SOURCE EXTRACT:
3

I have a text file which contains some kind of fallback conversions of Unicode characters (the Unicode code points in angle brackets). So it contains e.g. foo<U+017E>bar which should be "foošbar". Is there an easy way in R to convert the whole file to UTF8 with these characters converted? Unfortunately I am on Windows and can't find a supported UTF-8 locale.

user43018
  • 63
  • 5
  • UTF8 is an encoding, *NOT* a locale. Anyway, Windows uses Unicode natively since 2000 at least. R packages though mix up Unicode and ANSI code, then depend on changing localization settings to handle what is an encoding issue. What did you actually try? Different packages have different quirks. Some of them unfortunately confuse language and encoding – Panagiotis Kanavos Oct 04 '16 at 10:00
  • What are the *file's* encoding and contents? Does it use one of the Unicode encodings? Then it could contain `foošbar` without any conversion issues. Are you sure the problem isn't RStudio's or RRO's display font? – Panagiotis Kanavos Oct 04 '16 at 10:09
  • my problem is that I can't switch to a UTF-8-friendly locale on Windows; things like `Sys.setlocale("LC_ALL", 'en_US.UTF-8')` don't work, don't know why. So I have this problem whatever encoding the file is. – user43018 Oct 04 '16 at 10:46
  • *Locales* have to do with countries, not Unicode encodings. The `Sys.setlocale` is actually an R workaround to allow ANSI-compiled packages to work with Unicode data - as long as they don't try to inspect the values. I have no problem entering or loading `foošbar` from a file for example. Some packages though fail to work with the loaded text while others have no problems. Some even mix Unicode and ANSI code – Panagiotis Kanavos Oct 04 '16 at 10:54
  • What *is* the code that shows the problem? Replacing strings is just a workaround. – Panagiotis Kanavos Oct 04 '16 at 10:57

2 Answers2

5

Perhaps:

library(stringi)

EXERCISE GOAL:
Continue the forum thread on converting Unicode code points to UTF-8 in R, starting right after its final line.

(Data listing)

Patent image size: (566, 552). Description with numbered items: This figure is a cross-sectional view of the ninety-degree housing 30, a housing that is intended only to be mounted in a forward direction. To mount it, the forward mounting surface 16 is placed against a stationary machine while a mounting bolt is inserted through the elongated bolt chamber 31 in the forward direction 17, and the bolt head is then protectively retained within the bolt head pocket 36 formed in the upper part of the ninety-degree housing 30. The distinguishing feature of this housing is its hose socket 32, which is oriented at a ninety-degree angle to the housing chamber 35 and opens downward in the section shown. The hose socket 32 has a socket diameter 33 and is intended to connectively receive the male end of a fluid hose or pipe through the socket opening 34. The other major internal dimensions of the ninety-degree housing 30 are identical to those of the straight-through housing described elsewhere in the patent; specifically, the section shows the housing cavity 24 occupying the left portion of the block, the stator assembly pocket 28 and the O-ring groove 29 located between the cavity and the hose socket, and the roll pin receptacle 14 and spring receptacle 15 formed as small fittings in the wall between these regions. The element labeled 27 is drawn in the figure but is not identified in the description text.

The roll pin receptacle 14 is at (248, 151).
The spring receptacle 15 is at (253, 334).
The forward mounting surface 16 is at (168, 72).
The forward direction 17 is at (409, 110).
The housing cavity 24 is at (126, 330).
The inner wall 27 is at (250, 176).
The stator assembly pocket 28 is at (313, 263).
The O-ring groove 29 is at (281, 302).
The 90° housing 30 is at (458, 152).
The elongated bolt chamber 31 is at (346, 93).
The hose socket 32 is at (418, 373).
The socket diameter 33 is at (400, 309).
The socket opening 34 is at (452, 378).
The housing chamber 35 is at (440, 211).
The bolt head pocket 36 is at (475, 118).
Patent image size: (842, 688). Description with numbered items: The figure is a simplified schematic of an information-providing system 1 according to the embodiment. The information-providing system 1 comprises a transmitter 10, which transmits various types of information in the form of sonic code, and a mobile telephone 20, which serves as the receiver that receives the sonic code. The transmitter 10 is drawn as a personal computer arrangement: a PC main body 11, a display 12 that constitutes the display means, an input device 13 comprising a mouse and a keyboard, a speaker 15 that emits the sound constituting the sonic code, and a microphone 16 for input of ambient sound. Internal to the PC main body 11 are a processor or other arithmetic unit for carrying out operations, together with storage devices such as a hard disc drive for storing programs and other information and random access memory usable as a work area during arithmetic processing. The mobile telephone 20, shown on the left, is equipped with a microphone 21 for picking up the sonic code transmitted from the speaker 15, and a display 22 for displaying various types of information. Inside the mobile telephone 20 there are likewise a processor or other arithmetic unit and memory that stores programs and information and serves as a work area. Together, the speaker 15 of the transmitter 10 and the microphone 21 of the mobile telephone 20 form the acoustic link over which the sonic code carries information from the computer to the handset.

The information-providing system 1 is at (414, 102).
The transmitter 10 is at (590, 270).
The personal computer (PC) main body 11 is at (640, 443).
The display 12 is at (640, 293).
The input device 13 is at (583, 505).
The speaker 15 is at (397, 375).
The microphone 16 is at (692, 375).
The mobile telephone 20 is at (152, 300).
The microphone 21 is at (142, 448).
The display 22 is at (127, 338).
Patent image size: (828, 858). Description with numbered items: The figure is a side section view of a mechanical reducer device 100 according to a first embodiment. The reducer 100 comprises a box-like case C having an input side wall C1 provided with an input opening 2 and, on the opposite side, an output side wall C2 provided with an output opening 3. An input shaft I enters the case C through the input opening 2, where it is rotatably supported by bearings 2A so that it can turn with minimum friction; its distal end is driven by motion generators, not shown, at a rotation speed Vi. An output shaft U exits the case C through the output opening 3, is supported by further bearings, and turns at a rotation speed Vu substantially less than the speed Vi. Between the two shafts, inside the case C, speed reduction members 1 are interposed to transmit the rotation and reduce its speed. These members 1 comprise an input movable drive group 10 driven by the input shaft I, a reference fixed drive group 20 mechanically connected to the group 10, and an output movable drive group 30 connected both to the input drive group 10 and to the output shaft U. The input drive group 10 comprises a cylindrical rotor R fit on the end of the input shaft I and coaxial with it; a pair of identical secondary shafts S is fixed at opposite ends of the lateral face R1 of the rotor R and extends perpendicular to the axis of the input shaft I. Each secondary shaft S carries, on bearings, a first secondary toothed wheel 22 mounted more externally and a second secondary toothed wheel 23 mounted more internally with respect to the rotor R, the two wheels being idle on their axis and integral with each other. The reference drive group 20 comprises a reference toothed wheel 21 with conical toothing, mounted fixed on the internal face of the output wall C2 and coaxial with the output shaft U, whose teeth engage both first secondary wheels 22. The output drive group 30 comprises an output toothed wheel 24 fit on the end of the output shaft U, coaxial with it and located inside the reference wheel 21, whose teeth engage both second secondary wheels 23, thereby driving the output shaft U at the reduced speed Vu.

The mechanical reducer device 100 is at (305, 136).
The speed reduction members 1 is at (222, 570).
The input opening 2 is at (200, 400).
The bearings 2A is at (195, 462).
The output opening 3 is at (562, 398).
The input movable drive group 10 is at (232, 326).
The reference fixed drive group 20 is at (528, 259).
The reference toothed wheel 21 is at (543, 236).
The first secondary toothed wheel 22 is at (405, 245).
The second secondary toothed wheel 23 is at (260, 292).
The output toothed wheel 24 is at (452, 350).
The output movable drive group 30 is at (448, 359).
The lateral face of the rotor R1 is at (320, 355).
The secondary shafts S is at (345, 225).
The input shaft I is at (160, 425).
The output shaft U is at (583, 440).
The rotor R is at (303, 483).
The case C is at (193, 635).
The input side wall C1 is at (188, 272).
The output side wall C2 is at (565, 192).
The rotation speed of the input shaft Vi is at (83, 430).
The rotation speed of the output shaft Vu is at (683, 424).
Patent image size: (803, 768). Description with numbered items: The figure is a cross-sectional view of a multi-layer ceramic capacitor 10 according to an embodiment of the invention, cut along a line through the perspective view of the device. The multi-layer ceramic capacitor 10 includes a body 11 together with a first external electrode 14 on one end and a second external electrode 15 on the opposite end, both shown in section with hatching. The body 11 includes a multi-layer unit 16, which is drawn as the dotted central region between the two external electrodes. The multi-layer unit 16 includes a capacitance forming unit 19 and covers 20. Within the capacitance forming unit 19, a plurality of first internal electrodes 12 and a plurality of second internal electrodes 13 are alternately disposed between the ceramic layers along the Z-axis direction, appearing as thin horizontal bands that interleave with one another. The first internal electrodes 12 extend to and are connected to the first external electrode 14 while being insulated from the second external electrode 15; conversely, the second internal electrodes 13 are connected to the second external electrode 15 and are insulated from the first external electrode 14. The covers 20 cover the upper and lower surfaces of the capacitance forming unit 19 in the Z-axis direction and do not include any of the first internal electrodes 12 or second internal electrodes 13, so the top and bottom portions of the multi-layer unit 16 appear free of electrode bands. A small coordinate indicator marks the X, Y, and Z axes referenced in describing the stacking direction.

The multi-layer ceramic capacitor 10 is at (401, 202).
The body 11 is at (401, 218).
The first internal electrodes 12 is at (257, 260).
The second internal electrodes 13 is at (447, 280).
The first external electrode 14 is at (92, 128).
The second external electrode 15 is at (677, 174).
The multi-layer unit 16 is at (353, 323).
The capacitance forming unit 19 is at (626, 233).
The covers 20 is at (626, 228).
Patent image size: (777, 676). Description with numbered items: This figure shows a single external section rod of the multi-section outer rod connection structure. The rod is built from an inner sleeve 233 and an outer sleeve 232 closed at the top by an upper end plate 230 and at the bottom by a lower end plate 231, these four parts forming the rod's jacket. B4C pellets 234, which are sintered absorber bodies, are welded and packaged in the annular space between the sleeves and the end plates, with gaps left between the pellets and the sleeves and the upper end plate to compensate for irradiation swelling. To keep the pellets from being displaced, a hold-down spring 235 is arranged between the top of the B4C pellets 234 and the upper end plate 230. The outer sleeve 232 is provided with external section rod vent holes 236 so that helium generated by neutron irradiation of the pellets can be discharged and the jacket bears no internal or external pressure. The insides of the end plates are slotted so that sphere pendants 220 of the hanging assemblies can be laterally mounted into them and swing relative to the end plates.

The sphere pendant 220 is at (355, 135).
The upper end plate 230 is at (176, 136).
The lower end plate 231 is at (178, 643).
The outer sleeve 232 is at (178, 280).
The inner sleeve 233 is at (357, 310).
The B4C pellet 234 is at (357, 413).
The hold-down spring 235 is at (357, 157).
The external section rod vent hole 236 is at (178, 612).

TASK ANSWER:
library(magrittr)

"foo<U+0161>bar and cra<U+017E>y" %>% 
  stri_replace_all_regex("<U\\+([[:alnum:]]+)>", "\\\\u$1") %>% 
  stri_unescape_unicode() %>% 
  stri_enc_toutf8()
## [1] "foošbar and cražy"

may work (I don't need the last conversion on macOS but you may on Windows).

hrbrmstr
  • 77,368
  • 11
  • 139
  • 205
  • No need for conversions, Windows uses Unicode natively. R packages on the other hand mix up Unicode and ANSI code a lot. To make matters worse, many R packages don't recognize encodings but try to guess from the system's locale or language. Which makes matters interesting when trying to read multiple Unicode encodings, or even multiple date and number formats – Panagiotis Kanavos Oct 04 '16 at 10:02
2

The previous answer should work when the code point is presented with exactly four digits. Here is a modified version that should work for any number of digits between 1 and 8.

library(stringi)
library(magrittr)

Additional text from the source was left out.